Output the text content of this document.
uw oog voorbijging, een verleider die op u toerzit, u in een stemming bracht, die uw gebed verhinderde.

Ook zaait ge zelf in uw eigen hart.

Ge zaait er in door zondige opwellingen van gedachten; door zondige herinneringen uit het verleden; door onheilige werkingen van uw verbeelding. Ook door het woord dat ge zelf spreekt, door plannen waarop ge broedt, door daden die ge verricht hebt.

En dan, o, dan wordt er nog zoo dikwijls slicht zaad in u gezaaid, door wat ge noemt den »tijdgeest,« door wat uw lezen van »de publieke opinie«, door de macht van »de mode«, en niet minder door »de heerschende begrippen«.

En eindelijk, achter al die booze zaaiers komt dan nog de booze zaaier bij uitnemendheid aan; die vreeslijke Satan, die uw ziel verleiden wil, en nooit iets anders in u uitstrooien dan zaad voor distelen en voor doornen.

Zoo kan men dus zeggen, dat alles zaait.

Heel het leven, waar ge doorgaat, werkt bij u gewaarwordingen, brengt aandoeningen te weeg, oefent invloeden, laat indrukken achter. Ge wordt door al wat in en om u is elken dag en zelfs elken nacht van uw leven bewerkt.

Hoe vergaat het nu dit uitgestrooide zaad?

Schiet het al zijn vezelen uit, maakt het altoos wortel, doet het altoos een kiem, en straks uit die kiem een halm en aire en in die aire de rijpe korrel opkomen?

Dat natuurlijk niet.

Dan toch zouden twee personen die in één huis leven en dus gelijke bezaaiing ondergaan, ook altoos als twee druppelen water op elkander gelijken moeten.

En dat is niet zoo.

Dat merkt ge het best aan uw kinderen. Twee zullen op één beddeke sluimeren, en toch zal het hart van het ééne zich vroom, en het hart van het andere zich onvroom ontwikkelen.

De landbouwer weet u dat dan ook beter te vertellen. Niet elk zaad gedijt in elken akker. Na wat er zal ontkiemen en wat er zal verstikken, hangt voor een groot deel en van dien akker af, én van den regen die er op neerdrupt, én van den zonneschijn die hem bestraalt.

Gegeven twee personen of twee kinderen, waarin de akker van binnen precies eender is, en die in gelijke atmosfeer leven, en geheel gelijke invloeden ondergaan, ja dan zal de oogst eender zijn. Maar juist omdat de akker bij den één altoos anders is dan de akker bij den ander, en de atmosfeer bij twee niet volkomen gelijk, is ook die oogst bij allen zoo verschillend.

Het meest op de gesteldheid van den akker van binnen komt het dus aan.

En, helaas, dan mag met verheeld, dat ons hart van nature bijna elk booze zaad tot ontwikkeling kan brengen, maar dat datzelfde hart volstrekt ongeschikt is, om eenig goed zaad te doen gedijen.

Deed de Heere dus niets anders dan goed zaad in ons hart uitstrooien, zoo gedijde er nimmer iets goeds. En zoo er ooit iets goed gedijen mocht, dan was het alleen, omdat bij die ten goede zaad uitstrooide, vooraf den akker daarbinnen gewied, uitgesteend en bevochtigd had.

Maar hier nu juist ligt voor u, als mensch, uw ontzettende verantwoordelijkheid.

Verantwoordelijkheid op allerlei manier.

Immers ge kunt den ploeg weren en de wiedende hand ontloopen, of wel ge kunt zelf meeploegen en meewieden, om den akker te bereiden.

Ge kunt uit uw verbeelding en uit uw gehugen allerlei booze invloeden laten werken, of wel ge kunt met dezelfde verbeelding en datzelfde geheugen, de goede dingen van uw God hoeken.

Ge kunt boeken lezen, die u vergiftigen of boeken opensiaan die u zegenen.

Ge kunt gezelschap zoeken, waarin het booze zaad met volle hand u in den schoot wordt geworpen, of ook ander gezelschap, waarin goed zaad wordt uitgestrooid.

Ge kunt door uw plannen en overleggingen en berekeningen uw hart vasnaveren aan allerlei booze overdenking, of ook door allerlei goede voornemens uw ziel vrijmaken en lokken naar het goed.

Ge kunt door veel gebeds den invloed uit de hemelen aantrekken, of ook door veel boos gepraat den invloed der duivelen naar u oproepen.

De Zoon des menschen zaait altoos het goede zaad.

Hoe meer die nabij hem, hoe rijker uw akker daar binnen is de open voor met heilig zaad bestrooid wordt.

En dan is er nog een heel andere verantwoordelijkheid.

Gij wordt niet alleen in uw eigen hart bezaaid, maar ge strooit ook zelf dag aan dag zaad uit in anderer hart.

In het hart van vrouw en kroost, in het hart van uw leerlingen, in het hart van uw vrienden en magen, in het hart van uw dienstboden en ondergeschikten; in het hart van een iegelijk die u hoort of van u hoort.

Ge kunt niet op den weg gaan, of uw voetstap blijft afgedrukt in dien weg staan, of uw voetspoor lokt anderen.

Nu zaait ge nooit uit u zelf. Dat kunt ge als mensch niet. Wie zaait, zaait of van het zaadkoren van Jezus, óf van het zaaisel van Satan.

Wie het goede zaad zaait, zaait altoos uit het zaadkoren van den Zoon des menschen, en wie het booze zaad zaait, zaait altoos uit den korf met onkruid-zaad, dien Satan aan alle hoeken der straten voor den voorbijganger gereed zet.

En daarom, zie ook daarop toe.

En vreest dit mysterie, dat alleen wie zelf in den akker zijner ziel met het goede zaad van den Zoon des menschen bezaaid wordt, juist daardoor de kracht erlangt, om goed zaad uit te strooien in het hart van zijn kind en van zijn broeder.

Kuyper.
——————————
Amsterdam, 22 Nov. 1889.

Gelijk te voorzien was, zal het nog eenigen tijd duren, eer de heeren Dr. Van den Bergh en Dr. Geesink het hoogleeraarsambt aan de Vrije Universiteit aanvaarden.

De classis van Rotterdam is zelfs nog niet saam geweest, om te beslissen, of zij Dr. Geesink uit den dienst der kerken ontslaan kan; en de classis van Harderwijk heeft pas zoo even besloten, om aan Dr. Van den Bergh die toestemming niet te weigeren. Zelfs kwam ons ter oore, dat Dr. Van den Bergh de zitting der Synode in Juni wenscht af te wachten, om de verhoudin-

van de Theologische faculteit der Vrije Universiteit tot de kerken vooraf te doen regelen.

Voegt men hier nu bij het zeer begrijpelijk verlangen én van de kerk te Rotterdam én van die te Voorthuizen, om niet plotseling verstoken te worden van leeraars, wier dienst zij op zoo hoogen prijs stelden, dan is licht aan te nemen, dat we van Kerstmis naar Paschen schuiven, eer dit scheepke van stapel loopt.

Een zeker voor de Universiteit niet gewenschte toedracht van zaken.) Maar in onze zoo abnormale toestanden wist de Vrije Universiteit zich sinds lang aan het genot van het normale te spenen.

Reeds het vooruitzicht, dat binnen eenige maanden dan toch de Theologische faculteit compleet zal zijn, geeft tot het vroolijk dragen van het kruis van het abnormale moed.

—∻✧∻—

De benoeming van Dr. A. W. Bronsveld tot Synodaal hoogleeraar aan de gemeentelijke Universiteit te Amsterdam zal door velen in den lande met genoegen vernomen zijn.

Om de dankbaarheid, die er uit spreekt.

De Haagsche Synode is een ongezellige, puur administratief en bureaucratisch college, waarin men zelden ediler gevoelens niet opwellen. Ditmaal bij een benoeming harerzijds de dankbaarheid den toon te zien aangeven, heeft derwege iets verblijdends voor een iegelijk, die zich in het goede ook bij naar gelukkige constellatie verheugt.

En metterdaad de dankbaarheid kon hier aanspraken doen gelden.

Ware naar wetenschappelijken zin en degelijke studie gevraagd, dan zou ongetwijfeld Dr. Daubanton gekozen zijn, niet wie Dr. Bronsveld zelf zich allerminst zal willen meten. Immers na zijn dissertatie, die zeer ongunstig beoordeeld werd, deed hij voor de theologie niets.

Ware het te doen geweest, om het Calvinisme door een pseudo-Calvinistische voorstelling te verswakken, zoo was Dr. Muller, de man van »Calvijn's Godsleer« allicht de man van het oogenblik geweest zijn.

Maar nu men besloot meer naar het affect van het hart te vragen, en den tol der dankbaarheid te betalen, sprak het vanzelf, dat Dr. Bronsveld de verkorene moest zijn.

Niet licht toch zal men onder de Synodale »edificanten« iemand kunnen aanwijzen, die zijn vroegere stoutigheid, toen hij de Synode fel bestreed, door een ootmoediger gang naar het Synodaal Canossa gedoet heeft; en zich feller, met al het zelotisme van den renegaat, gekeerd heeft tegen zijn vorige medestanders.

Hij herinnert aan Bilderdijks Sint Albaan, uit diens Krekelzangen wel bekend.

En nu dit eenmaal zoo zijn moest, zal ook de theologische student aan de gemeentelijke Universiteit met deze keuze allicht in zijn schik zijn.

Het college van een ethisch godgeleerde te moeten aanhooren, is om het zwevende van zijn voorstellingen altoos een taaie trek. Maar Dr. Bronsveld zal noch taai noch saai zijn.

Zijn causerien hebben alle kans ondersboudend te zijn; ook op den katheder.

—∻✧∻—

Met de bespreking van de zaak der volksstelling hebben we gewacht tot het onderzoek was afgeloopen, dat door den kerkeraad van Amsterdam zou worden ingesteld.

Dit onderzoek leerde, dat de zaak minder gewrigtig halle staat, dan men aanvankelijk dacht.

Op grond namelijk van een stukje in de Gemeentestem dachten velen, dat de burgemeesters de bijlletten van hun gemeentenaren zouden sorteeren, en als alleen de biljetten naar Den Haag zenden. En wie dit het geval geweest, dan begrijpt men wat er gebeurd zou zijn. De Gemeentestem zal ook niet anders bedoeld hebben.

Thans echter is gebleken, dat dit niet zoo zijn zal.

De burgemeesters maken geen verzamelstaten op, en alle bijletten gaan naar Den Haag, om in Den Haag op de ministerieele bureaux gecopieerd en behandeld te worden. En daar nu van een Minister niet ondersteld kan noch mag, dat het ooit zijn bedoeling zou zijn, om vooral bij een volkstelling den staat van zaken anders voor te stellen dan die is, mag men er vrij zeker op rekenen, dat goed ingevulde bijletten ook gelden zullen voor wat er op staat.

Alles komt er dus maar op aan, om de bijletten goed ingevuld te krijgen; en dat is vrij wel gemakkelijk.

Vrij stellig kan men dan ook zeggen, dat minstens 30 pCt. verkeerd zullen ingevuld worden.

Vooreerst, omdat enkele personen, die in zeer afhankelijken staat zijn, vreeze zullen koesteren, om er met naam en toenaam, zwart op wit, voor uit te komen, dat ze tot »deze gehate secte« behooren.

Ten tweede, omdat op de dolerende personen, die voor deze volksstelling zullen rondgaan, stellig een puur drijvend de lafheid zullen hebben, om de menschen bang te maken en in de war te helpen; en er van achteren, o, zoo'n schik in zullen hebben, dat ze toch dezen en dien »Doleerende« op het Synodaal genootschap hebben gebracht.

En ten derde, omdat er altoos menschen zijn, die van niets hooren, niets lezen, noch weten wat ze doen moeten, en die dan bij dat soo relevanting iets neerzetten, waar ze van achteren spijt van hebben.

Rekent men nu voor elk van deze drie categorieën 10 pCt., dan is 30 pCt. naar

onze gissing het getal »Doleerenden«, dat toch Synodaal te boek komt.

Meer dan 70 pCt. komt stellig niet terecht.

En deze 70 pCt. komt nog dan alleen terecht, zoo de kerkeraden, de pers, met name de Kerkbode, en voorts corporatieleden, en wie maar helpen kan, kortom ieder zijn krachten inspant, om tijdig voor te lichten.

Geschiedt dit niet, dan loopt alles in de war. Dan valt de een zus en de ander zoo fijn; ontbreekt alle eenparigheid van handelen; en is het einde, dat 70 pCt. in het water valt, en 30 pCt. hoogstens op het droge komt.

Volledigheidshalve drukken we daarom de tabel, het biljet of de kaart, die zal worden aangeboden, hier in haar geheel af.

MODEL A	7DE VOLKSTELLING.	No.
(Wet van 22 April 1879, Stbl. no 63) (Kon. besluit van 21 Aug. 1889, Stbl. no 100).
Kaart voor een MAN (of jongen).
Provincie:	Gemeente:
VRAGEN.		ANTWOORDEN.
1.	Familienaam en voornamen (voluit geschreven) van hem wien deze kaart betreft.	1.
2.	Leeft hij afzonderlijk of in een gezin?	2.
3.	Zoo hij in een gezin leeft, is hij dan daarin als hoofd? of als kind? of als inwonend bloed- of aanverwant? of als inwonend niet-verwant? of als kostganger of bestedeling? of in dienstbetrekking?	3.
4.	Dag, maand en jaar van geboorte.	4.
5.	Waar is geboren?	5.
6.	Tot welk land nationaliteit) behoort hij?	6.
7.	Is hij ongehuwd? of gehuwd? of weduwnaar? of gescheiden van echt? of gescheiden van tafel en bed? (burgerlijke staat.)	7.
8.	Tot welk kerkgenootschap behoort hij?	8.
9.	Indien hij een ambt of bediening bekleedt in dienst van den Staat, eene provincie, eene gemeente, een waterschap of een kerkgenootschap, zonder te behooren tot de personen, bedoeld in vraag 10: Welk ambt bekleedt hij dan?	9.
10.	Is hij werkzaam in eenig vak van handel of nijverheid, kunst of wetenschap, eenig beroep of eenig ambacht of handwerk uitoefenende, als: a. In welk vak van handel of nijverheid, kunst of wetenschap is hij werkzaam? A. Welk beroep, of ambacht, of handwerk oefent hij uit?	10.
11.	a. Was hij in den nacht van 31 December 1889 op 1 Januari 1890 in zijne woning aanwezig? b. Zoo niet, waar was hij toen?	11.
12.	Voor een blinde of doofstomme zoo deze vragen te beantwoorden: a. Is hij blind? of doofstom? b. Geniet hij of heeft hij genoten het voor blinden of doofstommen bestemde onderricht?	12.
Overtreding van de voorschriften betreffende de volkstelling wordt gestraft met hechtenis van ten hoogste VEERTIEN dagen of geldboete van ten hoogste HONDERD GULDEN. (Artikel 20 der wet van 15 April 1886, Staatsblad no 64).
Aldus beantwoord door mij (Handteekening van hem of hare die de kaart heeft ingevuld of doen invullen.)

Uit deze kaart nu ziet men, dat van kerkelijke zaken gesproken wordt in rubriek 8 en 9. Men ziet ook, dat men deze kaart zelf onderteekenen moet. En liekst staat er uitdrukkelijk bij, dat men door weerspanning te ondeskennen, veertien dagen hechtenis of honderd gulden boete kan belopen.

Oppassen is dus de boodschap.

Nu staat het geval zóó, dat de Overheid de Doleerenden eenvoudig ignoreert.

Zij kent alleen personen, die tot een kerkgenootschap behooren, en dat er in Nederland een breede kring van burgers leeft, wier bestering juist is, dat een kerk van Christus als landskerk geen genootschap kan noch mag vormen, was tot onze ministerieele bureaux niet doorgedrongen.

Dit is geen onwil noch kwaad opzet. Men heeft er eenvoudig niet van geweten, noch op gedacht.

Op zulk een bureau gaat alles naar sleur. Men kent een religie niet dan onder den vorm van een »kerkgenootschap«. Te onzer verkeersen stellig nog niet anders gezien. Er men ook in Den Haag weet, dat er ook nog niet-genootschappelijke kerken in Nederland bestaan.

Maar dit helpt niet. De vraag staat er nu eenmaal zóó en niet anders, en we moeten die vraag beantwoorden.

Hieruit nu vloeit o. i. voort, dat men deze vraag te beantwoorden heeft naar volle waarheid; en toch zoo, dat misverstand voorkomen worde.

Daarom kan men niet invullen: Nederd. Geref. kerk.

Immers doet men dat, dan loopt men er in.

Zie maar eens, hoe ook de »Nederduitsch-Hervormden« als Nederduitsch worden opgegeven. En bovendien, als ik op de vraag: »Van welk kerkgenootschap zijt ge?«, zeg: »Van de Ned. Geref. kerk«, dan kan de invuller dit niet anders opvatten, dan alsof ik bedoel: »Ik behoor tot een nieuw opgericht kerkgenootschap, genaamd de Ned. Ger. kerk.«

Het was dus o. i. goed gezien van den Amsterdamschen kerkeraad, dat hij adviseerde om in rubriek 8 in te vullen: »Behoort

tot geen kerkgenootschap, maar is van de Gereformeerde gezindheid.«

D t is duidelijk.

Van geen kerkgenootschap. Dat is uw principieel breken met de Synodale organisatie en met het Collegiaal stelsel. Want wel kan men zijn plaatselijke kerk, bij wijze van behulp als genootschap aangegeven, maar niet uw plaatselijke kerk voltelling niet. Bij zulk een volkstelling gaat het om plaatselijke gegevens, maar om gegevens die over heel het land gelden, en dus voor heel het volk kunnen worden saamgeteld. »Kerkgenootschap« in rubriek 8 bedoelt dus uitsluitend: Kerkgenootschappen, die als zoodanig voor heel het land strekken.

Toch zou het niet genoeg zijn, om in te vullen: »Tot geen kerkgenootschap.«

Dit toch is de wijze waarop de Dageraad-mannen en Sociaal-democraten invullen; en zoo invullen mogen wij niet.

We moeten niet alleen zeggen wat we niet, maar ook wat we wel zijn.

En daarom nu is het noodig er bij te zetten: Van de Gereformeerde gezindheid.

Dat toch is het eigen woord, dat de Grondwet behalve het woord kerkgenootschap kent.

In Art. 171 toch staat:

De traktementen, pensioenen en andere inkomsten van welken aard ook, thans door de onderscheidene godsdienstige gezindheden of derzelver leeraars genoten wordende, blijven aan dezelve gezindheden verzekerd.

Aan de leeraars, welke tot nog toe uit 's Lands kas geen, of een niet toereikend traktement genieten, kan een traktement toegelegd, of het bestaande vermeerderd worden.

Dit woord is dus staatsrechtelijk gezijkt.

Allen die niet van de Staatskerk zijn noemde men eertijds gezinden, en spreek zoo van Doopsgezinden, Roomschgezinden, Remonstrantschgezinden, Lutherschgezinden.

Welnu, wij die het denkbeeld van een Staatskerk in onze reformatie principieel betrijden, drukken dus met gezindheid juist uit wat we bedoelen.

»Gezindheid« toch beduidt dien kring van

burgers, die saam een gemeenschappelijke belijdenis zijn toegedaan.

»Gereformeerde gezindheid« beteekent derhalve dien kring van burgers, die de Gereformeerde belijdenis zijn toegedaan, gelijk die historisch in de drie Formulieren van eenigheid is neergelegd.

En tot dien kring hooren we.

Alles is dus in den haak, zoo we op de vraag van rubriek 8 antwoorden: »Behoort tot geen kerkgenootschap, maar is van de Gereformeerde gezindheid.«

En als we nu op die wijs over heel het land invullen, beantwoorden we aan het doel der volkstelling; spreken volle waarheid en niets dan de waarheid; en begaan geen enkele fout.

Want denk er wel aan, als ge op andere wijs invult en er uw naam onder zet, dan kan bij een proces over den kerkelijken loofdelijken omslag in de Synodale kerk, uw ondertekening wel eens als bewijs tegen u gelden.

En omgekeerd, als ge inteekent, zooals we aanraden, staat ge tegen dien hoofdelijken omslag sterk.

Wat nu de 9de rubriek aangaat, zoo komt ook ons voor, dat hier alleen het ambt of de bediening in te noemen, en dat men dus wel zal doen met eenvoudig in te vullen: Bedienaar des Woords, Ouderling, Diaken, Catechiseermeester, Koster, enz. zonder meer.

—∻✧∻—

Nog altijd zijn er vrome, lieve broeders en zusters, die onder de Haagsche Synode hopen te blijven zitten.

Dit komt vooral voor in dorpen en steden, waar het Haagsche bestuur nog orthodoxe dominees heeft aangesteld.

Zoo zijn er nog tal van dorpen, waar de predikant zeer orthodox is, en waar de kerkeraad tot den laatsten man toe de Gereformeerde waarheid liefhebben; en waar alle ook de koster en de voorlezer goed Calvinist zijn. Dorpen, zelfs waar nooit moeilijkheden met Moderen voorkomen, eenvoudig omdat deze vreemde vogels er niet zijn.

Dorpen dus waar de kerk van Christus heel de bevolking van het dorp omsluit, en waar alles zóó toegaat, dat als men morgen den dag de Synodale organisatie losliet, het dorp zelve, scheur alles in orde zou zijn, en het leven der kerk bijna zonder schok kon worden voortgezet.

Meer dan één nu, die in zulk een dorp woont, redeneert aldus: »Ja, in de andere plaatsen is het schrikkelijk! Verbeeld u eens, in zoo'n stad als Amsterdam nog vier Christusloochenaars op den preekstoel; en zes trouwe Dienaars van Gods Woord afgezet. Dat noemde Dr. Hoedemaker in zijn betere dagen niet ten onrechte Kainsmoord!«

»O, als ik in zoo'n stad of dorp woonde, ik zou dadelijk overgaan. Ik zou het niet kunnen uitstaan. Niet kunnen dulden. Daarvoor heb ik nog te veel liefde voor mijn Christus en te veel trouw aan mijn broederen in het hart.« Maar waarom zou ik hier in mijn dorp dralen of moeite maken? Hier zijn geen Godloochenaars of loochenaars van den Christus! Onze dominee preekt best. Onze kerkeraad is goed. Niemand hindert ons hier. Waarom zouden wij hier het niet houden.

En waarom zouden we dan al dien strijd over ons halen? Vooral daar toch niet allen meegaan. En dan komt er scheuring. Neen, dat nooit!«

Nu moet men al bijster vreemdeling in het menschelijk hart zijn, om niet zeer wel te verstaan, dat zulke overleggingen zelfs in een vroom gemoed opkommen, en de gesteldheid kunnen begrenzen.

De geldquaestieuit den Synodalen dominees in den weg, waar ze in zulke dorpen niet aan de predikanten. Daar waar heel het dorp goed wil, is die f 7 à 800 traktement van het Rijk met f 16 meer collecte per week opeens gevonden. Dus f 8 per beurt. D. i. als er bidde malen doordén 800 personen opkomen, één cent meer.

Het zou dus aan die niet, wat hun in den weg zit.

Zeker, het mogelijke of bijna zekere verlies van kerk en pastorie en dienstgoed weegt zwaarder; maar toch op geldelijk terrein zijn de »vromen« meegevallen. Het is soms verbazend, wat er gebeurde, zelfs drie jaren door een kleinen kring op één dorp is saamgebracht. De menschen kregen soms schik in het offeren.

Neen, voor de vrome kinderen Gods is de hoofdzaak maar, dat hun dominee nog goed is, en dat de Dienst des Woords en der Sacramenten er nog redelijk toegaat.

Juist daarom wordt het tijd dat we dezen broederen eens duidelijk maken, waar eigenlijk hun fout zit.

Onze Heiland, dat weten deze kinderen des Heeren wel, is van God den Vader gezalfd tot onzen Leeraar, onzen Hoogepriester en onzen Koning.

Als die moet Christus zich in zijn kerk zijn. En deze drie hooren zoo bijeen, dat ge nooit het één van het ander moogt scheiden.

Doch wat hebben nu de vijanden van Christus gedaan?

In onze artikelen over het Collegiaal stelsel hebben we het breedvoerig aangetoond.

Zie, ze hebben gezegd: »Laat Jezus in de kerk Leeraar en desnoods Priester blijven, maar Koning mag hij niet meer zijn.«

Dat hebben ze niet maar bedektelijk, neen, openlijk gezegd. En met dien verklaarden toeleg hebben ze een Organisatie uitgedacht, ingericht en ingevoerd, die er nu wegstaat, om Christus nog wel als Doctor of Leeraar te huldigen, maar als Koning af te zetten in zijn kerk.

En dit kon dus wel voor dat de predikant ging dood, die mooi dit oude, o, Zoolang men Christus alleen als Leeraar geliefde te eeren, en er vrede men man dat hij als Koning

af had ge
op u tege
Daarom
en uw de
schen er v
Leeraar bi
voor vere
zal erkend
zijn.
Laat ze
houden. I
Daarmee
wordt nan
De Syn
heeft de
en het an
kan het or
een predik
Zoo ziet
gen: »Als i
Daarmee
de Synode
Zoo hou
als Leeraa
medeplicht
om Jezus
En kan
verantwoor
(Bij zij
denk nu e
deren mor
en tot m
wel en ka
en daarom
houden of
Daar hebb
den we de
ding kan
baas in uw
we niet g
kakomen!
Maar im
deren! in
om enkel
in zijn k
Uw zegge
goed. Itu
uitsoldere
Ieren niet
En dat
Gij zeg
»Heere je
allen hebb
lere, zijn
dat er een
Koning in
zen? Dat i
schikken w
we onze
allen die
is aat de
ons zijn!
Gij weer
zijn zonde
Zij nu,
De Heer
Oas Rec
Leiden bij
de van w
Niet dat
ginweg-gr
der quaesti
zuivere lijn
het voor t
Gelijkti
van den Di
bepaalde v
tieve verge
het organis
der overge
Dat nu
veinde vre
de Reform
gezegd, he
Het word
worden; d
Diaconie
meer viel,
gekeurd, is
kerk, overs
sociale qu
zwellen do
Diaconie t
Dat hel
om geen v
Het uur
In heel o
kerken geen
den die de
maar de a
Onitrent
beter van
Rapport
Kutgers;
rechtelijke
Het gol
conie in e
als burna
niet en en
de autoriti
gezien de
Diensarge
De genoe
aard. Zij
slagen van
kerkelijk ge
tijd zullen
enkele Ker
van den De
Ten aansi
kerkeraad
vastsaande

▶ What you are asked to do: Gather from the records above every line containing the string "Jezus".

▶ Answer for this exercise:
Nu zaait ge nooit uit u zelf. Dat kunt ge als mensch niet. Wie zaait, zaait of van het zaadkoren van Jezus, óf van het zaaisel van Satan.
Zie, ze hebben gezegd: »Laat Jezus in de kerk Leeraar en desnoods Priester blijven, maar Koning mag hij niet meer zijn.«
om Jezus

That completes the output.